**What you have to do:**
Check each line of the material below, and copy it if it holds the string "Depth".
:::
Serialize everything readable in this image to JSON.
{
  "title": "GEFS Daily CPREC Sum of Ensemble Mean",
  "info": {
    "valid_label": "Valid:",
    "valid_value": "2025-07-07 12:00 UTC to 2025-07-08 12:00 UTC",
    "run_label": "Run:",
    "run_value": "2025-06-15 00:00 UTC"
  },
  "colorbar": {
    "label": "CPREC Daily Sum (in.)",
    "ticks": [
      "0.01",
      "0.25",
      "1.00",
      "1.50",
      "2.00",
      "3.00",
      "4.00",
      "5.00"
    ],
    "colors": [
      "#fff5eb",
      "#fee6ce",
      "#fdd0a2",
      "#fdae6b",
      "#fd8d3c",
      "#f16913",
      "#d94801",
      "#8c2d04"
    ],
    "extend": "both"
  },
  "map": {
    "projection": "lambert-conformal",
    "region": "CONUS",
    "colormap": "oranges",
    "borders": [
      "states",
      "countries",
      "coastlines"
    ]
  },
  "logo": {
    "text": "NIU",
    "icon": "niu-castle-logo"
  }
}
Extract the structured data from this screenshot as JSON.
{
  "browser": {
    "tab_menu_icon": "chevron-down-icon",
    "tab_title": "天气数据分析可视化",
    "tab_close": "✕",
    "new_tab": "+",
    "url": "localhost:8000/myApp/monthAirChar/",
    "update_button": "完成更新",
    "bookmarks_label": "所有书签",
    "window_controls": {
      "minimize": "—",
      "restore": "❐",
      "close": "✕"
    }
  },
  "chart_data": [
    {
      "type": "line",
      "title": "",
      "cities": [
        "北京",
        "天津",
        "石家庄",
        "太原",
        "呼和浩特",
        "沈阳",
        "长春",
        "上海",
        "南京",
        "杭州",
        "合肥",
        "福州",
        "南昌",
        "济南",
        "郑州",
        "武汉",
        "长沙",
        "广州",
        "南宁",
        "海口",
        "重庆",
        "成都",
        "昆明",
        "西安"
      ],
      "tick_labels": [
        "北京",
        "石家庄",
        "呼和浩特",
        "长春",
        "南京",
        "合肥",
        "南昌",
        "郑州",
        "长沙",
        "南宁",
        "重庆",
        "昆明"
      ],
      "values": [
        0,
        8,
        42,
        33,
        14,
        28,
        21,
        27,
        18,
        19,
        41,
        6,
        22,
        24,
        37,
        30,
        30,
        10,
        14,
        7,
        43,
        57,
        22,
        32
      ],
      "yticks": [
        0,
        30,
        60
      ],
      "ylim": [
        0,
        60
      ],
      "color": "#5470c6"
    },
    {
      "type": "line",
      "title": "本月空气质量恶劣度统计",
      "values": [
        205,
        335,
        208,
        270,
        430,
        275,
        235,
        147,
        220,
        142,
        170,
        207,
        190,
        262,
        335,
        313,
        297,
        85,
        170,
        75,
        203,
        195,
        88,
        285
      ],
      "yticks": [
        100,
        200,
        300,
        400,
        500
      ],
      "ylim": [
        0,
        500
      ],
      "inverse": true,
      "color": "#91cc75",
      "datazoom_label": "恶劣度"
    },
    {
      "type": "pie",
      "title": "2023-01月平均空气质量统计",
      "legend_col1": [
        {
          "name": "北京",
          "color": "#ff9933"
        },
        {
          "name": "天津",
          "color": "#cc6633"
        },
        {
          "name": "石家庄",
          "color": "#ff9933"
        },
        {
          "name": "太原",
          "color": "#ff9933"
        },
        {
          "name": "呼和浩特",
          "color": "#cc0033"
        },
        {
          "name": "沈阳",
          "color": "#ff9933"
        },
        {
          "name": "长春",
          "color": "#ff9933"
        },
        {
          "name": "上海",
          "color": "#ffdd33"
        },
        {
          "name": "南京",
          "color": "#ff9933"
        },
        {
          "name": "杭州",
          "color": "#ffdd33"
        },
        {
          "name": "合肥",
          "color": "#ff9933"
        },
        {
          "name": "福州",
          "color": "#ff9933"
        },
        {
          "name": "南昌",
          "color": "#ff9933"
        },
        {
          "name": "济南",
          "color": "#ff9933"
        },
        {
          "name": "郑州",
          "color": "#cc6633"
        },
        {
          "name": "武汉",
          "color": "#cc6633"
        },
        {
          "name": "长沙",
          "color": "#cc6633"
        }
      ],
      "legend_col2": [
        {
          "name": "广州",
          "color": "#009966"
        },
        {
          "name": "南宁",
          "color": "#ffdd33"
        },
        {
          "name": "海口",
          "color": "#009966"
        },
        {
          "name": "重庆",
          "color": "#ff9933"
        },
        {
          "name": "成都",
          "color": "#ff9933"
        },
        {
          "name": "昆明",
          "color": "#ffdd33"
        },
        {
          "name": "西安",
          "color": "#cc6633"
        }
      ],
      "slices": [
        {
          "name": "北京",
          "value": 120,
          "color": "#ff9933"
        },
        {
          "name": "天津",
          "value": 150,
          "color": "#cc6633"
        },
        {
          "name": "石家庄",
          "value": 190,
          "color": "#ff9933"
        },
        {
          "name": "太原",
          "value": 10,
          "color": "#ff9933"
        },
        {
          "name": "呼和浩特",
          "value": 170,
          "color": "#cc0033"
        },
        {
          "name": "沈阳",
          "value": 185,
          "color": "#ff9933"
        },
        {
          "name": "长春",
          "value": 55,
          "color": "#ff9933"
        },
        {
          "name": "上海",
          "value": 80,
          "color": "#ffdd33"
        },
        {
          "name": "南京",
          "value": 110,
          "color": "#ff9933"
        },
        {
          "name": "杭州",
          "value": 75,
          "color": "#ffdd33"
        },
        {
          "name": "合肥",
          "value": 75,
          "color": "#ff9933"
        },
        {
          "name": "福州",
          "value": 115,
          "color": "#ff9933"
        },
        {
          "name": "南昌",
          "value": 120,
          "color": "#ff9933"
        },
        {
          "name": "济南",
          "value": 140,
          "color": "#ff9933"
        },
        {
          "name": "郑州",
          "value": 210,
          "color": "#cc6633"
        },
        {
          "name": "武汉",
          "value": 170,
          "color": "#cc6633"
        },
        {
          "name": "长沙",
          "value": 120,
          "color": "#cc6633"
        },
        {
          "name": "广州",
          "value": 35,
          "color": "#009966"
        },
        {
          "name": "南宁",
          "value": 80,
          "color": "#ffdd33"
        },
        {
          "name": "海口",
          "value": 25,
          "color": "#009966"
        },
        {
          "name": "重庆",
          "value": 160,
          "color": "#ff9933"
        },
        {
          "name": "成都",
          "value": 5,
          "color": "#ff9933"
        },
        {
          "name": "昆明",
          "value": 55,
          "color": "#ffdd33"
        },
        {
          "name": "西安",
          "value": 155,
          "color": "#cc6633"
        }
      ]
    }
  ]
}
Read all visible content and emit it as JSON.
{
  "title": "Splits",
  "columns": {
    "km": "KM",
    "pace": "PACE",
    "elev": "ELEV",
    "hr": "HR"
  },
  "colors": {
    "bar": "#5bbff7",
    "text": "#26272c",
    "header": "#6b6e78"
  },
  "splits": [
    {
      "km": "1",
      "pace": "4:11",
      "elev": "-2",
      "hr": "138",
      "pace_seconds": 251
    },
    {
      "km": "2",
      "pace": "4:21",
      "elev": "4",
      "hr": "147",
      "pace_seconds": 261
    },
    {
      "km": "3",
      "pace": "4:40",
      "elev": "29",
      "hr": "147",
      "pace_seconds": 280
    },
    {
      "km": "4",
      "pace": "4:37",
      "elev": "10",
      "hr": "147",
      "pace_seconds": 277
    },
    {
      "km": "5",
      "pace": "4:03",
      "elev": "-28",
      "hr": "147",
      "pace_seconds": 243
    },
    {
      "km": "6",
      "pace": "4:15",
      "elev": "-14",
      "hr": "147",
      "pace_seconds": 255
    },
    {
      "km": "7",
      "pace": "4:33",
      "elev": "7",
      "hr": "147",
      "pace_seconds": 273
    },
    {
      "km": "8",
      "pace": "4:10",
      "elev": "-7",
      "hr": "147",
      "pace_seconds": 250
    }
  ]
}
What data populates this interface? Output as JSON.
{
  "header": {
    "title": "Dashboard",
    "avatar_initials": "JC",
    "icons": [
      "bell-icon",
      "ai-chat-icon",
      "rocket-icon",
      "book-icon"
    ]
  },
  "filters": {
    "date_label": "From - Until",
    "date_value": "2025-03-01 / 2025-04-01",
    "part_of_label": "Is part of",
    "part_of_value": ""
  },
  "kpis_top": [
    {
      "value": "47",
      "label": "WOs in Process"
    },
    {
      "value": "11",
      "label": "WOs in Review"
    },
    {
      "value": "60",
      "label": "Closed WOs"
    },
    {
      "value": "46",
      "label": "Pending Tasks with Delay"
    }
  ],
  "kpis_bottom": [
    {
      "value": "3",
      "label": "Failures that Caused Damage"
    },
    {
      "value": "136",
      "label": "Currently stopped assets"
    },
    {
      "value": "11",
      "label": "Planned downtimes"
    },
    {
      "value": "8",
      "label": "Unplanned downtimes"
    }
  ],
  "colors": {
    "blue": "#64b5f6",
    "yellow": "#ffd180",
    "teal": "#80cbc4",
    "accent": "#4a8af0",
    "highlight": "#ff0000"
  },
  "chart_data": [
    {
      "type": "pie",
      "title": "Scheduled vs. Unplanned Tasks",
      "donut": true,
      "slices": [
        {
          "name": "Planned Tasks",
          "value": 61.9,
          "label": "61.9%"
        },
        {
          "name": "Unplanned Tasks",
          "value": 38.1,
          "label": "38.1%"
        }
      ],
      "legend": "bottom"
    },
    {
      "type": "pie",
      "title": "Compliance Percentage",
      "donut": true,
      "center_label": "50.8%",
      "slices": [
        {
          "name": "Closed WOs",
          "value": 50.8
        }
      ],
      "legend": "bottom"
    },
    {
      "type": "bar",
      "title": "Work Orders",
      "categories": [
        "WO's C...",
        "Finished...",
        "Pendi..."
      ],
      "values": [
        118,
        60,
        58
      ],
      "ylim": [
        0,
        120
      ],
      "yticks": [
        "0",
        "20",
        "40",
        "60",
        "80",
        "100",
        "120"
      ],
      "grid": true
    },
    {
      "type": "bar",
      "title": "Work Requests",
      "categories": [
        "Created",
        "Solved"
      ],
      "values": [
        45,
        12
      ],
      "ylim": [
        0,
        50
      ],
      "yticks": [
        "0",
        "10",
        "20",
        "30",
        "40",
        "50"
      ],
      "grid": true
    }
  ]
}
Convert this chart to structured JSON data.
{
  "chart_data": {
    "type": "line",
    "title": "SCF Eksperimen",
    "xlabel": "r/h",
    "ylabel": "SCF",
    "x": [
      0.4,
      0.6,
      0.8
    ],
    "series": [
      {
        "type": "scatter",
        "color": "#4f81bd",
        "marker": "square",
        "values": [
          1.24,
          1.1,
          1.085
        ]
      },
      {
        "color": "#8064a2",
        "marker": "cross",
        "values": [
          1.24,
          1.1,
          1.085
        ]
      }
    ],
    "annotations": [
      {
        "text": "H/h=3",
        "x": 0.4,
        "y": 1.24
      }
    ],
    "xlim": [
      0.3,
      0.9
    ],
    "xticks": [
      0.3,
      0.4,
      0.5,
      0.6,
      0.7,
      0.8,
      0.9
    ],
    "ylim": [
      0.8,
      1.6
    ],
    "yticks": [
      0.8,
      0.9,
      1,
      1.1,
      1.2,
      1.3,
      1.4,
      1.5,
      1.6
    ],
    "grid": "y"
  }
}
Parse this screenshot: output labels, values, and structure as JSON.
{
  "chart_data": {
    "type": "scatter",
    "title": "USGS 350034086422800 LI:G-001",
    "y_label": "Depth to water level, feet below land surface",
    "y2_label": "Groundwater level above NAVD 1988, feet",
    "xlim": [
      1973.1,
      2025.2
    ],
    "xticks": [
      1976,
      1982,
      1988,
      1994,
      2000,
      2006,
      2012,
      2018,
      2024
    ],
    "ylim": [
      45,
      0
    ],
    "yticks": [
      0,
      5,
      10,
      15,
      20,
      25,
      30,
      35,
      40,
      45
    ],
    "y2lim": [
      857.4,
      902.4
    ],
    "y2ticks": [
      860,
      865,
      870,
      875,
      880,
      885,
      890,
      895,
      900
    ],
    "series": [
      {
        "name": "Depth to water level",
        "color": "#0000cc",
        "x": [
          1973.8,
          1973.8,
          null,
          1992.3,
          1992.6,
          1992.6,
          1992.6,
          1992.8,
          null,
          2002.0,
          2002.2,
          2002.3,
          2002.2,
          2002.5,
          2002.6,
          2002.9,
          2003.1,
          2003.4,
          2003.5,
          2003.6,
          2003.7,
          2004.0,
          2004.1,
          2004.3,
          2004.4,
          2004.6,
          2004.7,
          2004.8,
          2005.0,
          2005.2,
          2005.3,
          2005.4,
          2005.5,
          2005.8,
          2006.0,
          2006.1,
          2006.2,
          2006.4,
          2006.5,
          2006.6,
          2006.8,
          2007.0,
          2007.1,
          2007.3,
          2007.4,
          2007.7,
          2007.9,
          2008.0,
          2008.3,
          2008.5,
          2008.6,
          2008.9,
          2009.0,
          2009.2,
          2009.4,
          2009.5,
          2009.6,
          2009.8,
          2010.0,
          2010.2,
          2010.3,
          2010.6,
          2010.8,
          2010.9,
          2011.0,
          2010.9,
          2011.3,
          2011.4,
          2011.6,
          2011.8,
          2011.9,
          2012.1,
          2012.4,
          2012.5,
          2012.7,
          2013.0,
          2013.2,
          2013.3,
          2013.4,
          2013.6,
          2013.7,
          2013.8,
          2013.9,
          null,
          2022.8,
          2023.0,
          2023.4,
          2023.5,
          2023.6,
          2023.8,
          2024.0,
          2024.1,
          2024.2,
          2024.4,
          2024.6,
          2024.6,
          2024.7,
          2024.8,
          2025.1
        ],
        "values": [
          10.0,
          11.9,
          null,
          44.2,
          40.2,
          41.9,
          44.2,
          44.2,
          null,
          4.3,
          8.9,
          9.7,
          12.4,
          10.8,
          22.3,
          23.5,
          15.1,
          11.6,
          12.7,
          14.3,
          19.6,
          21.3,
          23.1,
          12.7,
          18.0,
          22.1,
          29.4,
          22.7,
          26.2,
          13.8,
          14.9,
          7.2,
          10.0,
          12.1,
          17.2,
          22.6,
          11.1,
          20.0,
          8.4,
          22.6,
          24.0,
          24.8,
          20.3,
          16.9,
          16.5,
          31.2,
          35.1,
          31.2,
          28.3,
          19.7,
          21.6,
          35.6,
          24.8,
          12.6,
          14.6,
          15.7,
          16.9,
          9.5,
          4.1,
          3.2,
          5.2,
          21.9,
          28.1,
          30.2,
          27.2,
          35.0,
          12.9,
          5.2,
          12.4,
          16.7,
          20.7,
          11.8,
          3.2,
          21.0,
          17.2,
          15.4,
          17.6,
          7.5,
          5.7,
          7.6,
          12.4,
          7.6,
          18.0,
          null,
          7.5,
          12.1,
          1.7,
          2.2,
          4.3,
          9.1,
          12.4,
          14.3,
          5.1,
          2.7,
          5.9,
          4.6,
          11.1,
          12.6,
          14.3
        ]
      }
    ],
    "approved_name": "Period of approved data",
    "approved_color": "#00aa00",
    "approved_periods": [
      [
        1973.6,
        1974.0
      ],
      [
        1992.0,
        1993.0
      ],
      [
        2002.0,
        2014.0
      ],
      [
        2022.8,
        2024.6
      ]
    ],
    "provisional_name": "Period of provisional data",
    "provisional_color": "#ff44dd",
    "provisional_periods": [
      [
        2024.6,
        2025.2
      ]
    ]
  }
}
:::
**Right answer:**
    "y_label": "Depth to water level, feet below land surface",
        "name": "Depth to water level",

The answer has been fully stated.